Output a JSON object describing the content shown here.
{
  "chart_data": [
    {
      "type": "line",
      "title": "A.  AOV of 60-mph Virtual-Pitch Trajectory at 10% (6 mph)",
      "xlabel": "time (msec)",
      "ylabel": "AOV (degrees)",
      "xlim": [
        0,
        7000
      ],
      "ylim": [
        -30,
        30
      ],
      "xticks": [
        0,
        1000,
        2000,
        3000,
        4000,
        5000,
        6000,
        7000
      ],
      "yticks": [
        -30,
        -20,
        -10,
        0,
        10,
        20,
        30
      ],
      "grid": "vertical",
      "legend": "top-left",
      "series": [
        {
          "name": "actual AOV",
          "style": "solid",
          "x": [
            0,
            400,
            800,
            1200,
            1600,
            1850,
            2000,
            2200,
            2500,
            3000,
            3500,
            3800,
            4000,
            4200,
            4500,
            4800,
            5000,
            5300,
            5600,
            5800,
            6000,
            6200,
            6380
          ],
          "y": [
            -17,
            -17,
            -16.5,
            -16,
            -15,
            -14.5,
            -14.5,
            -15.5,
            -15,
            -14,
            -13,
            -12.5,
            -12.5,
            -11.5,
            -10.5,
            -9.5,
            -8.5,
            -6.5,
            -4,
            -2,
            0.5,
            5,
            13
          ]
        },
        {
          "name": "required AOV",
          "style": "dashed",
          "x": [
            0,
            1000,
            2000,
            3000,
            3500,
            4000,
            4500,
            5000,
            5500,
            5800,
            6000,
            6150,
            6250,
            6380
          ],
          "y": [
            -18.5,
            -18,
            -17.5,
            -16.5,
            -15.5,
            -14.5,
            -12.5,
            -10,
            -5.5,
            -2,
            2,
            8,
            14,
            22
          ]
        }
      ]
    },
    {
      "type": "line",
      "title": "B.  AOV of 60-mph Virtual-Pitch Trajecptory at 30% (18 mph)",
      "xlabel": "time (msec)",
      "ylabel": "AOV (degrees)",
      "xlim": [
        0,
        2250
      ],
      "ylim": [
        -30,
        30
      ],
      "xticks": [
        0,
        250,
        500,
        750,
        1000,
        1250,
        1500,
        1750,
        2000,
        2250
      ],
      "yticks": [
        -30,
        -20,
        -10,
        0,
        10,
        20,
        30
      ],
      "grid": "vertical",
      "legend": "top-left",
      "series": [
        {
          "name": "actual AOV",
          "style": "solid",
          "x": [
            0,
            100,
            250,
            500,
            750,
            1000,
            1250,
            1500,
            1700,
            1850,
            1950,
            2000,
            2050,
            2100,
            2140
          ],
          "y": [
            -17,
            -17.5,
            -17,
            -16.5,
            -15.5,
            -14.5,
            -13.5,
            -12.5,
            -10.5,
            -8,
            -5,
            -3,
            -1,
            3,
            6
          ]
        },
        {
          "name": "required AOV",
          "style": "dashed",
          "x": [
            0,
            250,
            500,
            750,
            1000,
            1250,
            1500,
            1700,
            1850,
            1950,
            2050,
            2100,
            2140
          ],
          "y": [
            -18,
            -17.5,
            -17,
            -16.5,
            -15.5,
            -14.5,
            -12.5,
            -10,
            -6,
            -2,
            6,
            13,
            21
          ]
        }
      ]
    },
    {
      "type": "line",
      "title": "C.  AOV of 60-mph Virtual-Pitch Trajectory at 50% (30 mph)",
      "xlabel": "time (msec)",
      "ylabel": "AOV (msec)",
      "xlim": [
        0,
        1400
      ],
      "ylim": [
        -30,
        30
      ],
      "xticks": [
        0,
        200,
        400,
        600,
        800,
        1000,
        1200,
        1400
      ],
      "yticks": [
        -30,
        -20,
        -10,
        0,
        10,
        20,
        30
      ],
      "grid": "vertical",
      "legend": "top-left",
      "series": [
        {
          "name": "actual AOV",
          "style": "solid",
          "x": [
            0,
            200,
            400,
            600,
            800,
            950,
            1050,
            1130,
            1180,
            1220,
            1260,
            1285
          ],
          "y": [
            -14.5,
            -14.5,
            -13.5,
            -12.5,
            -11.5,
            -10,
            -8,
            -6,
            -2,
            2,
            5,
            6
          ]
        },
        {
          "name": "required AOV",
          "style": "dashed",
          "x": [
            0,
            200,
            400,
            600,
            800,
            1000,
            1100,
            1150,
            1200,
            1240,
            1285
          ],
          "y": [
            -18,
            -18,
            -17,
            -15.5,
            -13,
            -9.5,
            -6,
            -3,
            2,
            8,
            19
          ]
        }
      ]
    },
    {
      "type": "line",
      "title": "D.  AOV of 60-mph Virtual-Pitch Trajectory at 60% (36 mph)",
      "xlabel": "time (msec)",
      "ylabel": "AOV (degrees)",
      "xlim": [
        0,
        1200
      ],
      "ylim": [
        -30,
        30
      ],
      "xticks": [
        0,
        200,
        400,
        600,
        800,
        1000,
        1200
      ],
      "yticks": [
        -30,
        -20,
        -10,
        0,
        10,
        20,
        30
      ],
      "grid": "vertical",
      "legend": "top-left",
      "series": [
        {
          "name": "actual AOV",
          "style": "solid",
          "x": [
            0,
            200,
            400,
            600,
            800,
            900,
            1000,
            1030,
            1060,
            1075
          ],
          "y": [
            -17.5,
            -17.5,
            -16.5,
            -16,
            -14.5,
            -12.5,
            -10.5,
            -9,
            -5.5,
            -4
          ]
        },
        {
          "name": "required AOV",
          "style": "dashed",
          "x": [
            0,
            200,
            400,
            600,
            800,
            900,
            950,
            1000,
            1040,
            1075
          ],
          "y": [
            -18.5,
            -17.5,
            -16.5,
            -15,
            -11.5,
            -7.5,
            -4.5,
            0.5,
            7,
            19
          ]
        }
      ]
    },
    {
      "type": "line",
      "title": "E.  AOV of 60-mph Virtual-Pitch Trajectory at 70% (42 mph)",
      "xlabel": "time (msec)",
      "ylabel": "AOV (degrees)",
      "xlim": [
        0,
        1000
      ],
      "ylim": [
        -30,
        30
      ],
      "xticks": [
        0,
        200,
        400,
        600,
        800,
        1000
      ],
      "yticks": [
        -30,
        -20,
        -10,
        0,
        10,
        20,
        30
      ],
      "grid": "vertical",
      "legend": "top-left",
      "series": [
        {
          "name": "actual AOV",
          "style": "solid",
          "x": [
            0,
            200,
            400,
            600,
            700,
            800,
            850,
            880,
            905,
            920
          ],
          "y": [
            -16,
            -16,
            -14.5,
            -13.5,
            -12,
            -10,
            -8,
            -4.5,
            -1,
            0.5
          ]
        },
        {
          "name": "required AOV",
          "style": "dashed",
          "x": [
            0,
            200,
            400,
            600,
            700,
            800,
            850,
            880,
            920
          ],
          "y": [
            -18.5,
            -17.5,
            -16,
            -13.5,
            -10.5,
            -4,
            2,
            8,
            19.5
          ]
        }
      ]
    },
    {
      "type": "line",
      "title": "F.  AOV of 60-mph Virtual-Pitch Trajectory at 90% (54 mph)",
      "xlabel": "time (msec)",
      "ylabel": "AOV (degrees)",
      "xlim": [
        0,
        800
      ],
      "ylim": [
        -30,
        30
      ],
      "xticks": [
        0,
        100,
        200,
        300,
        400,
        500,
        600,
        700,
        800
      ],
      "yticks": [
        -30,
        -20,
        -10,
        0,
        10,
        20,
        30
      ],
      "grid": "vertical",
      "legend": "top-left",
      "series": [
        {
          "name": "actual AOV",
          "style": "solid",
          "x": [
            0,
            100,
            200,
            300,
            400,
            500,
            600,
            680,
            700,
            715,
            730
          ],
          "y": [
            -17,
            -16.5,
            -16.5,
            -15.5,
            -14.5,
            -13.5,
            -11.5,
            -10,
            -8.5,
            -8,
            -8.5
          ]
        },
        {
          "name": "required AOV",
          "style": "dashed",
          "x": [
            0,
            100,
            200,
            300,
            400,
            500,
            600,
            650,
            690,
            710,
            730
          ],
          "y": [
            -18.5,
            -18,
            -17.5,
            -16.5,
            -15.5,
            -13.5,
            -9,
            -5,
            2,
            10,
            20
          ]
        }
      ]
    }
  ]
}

* * *

**WRITTEN REQUEST:**
Using the records above, copy every line that has the word "Trajectory" in it.

**WRITTEN RESPONSE:**
      "title": "A.  AOV of 60-mph Virtual-Pitch Trajectory at 10% (6 mph)",
      "title": "C.  AOV of 60-mph Virtual-Pitch Trajectory at 50% (30 mph)",
      "title": "D.  AOV of 60-mph Virtual-Pitch Trajectory at 60% (36 mph)",
      "title": "E.  AOV of 60-mph Virtual-Pitch Trajectory at 70% (42 mph)",
      "title": "F.  AOV of 60-mph Virtual-Pitch Trajectory at 90% (54 mph)",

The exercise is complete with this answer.